▼▼▼
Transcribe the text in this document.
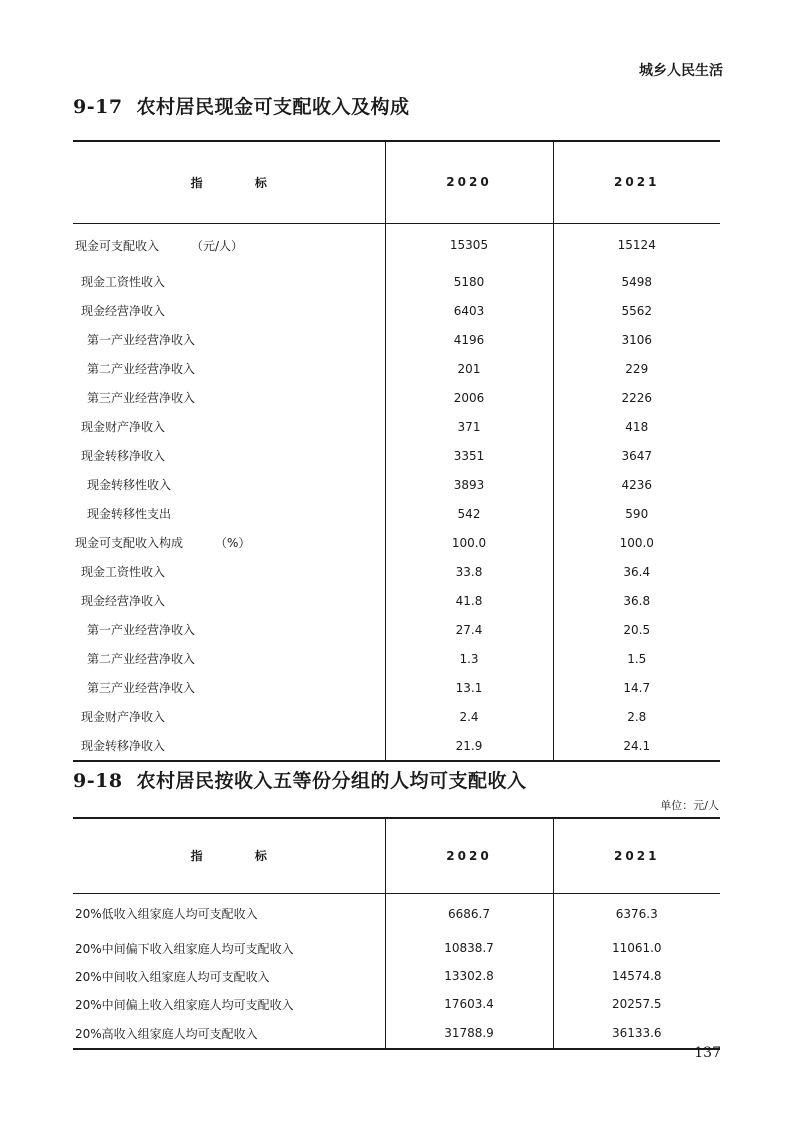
城乡人民生活
9-17 农村居民现金可支配收入及构成
指 标	2020	2021
现金可支配收入 （元/人）	15305	15124
现金工资性收入	5180	5498
现金经营净收入	6403	5562
第一产业经营净收入	4196	3106
第二产业经营净收入	201	229
第三产业经营净收入	2006	2226
现金财产净收入	371	418
现金转移净收入	3351	3647
现金转移性收入	3893	4236
现金转移性支出	542	590
现金可支配收入构成 （%）	100.0	100.0
现金工资性收入	33.8	36.4
现金经营净收入	41.8	36.8
第一产业经营净收入	27.4	20.5
第二产业经营净收入	1.3	1.5
第三产业经营净收入	13.1	14.7
现金财产净收入	2.4	2.8
现金转移净收入	21.9	24.1
9-18 农村居民按收入五等份分组的人均可支配收入
单位：元/人
指 标	2020	2021
20%低收入组家庭人均可支配收入	6686.7	6376.3
20%中间偏下收入组家庭人均可支配收入	10838.7	11061.0
20%中间收入组家庭人均可支配收入	13302.8	14574.8
20%中间偏上收入组家庭人均可支配收入	17603.4	20257.5
20%高收入组家庭人均可支配收入	31788.9	36133.6
137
▲▲▲
- DIRECTIONS -
Without the pictures, print the records in full, exactly as they appear.

- RESULT OF THE EXERCISE -
Transcribe the text in this document.
城乡人民生活
9-17 农村居民现金可支配收入及构成
指 标	2020	2021
现金可支配收入 （元/人）	15305	15124
现金工资性收入	5180	5498
现金经营净收入	6403	5562
第一产业经营净收入	4196	3106
第二产业经营净收入	201	229
第三产业经营净收入	2006	2226
现金财产净收入	371	418
现金转移净收入	3351	3647
现金转移性收入	3893	4236
现金转移性支出	542	590
现金可支配收入构成 （%）	100.0	100.0
现金工资性收入	33.8	36.4
现金经营净收入	41.8	36.8
第一产业经营净收入	27.4	20.5
第二产业经营净收入	1.3	1.5
第三产业经营净收入	13.1	14.7
现金财产净收入	2.4	2.8
现金转移净收入	21.9	24.1
9-18 农村居民按收入五等份分组的人均可支配收入
单位：元/人
指 标	2020	2021
20%低收入组家庭人均可支配收入	6686.7	6376.3
20%中间偏下收入组家庭人均可支配收入	10838.7	11061.0
20%中间收入组家庭人均可支配收入	13302.8	14574.8
20%中间偏上收入组家庭人均可支配收入	17603.4	20257.5
20%高收入组家庭人均可支配收入	31788.9	36133.6
137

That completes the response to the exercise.